■ **Work required**:
Establish how many lines in the material include the string "dolphinscuba" and report it as a lone number.

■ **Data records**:
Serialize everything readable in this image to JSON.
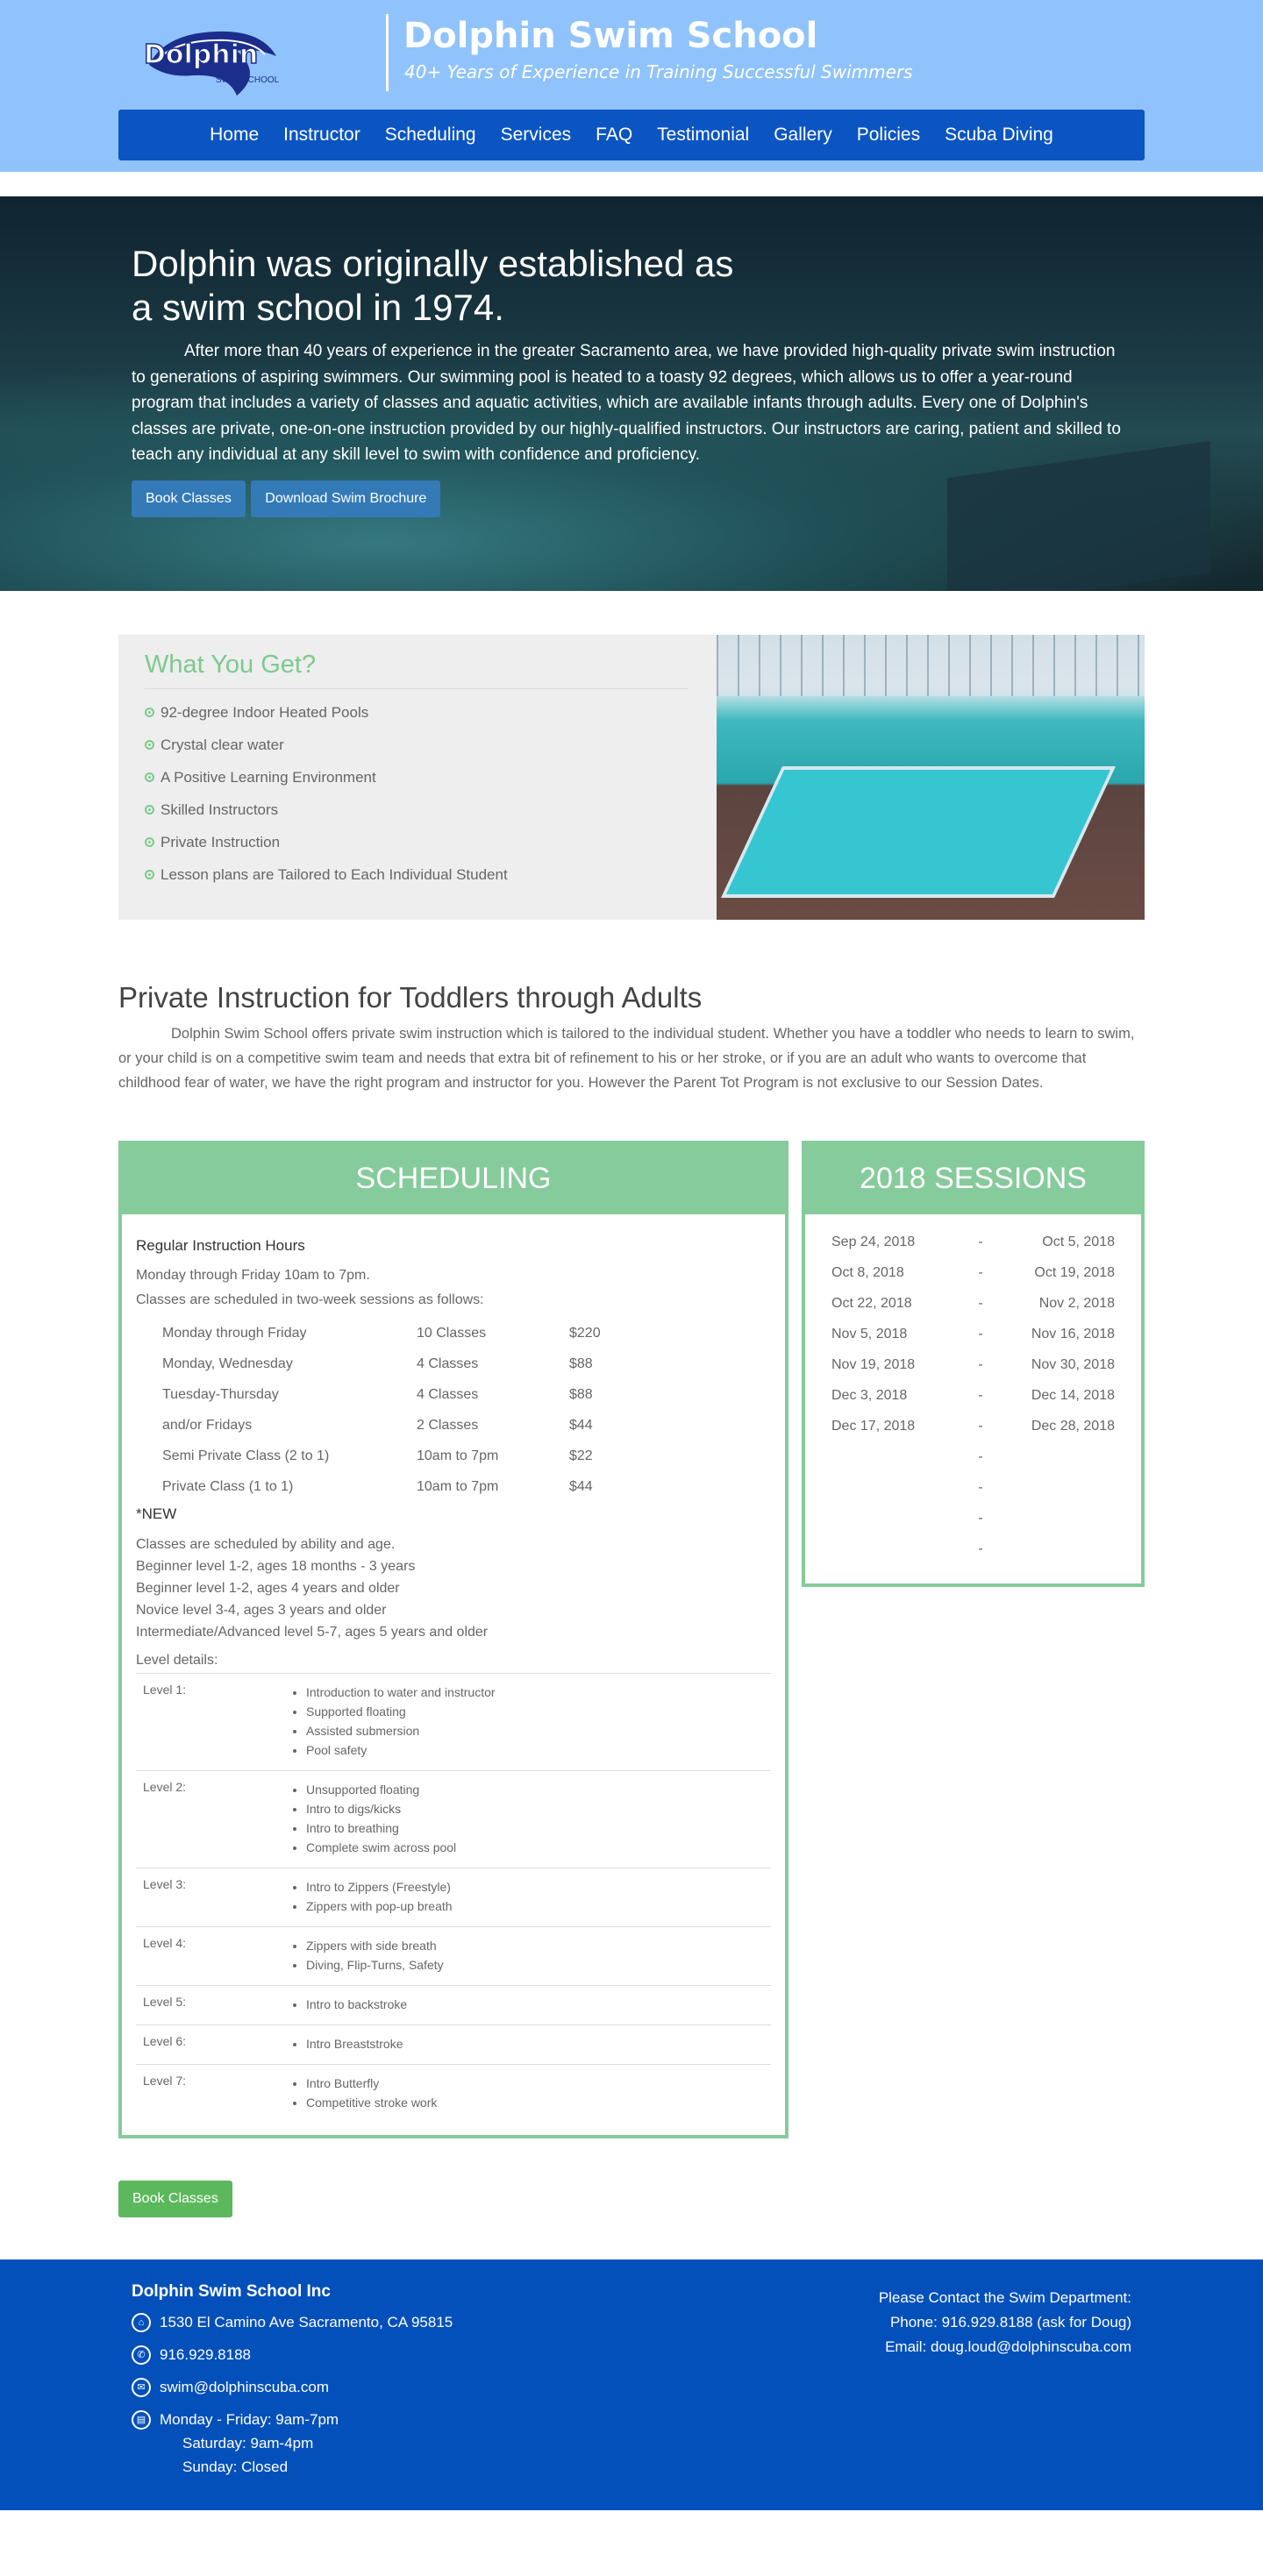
{
  "header": {
    "logo_text": "Dolphin",
    "logo_sub": "SWIM SCHOOL",
    "title": "Dolphin Swim School",
    "subtitle": "40+ Years of Experience in Training Successful Swimmers"
  },
  "nav": [
    "Home",
    "Instructor",
    "Scheduling",
    "Services",
    "FAQ",
    "Testimonial",
    "Gallery",
    "Policies",
    "Scuba Diving"
  ],
  "hero": {
    "heading_line1": "Dolphin was originally established as",
    "heading_line2": "a swim school in 1974.",
    "paragraph": "After more than 40 years of experience in the greater Sacramento area, we have provided high-quality private swim instruction to generations of aspiring swimmers. Our swimming pool is heated to a toasty 92 degrees, which allows us to offer a year-round program that includes a variety of classes and aquatic activities, which are available infants through adults. Every one of Dolphin's classes are private, one-on-one instruction provided by our highly-qualified instructors. Our instructors are caring, patient and skilled to teach any individual at any skill level to swim with confidence and proficiency.",
    "book_button": "Book Classes",
    "brochure_button": "Download Swim Brochure"
  },
  "what_you_get": {
    "title": "What You Get?",
    "items": [
      "92-degree Indoor Heated Pools",
      "Crystal clear water",
      "A Positive Learning Environment",
      "Skilled Instructors",
      "Private Instruction",
      "Lesson plans are Tailored to Each Individual Student"
    ]
  },
  "private": {
    "title": "Private Instruction for Toddlers through Adults",
    "text": "Dolphin Swim School offers private swim instruction which is tailored to the individual student. Whether you have a toddler who needs to learn to swim, or your child is on a competitive swim team and needs that extra bit of refinement to his or her stroke, or if you are an adult who wants to overcome that childhood fear of water, we have the right program and instructor for you. However the Parent Tot Program is not exclusive to our Session Dates."
  },
  "scheduling": {
    "title": "SCHEDULING",
    "hours_title": "Regular Instruction Hours",
    "hours": "Monday through Friday 10am to 7pm.",
    "sessions_note": "Classes are scheduled in two-week sessions as follows:",
    "prices": [
      [
        "Monday through Friday",
        "10 Classes",
        "$220"
      ],
      [
        "Monday, Wednesday",
        "4 Classes",
        "$88"
      ],
      [
        "Tuesday-Thursday",
        "4 Classes",
        "$88"
      ],
      [
        "and/or Fridays",
        "2 Classes",
        "$44"
      ],
      [
        "Semi Private Class (2 to 1)",
        "10am to 7pm",
        "$22"
      ],
      [
        "Private Class (1 to 1)",
        "10am to 7pm",
        "$44"
      ]
    ],
    "new_label": "*NEW",
    "ability": [
      "Classes are scheduled by ability and age.",
      "Beginner level 1-2, ages 18 months - 3 years",
      "Beginner level 1-2, ages 4 years and older",
      "Novice level 3-4, ages 3 years and older",
      "Intermediate/Advanced level 5-7, ages 5 years and older"
    ],
    "level_details_label": "Level details:",
    "levels": [
      {
        "name": "Level 1:",
        "items": [
          "Introduction to water and instructor",
          "Supported floating",
          "Assisted submersion",
          "Pool safety"
        ]
      },
      {
        "name": "Level 2:",
        "items": [
          "Unsupported floating",
          "Intro to digs/kicks",
          "Intro to breathing",
          "Complete swim across pool"
        ]
      },
      {
        "name": "Level 3:",
        "items": [
          "Intro to Zippers (Freestyle)",
          "Zippers with pop-up breath"
        ]
      },
      {
        "name": "Level 4:",
        "items": [
          "Zippers with side breath",
          "Diving, Flip-Turns, Safety"
        ]
      },
      {
        "name": "Level 5:",
        "items": [
          "Intro to backstroke"
        ]
      },
      {
        "name": "Level 6:",
        "items": [
          "Intro Breaststroke"
        ]
      },
      {
        "name": "Level 7:",
        "items": [
          "Intro Butterfly",
          "Competitive stroke work"
        ]
      }
    ]
  },
  "sessions": {
    "title": "2018 SESSIONS",
    "rows": [
      [
        "Sep 24, 2018",
        "-",
        "Oct 5, 2018"
      ],
      [
        "Oct 8, 2018",
        "-",
        "Oct 19, 2018"
      ],
      [
        "Oct 22, 2018",
        "-",
        "Nov 2, 2018"
      ],
      [
        "Nov 5, 2018",
        "-",
        "Nov 16, 2018"
      ],
      [
        "Nov 19, 2018",
        "-",
        "Nov 30, 2018"
      ],
      [
        "Dec 3, 2018",
        "-",
        "Dec 14, 2018"
      ],
      [
        "Dec 17, 2018",
        "-",
        "Dec 28, 2018"
      ],
      [
        "",
        "-",
        ""
      ],
      [
        "",
        "-",
        ""
      ],
      [
        "",
        "-",
        ""
      ],
      [
        "",
        "-",
        ""
      ]
    ]
  },
  "book_button": "Book Classes",
  "footer": {
    "company": "Dolphin Swim School Inc",
    "address": "1530 El Camino Ave Sacramento, CA 95815",
    "phone": "916.929.8188",
    "email": "swim@dolphinscuba.com",
    "hours": [
      "Monday - Friday: 9am-7pm",
      "Saturday: 9am-4pm",
      "Sunday: Closed"
    ],
    "contact_title": "Please Contact the Swim Department:",
    "contact_phone": "Phone: 916.929.8188 (ask for Doug)",
    "contact_email": "Email: doug.loud@dolphinscuba.com"
  },
  "colors": {
    "header_bg": "#90c3fb",
    "nav_bg": "#0b55c2",
    "accent_green": "#86cb9b",
    "footer_bg": "#0450bb"
  }
}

■ **Output for this exercise**:
2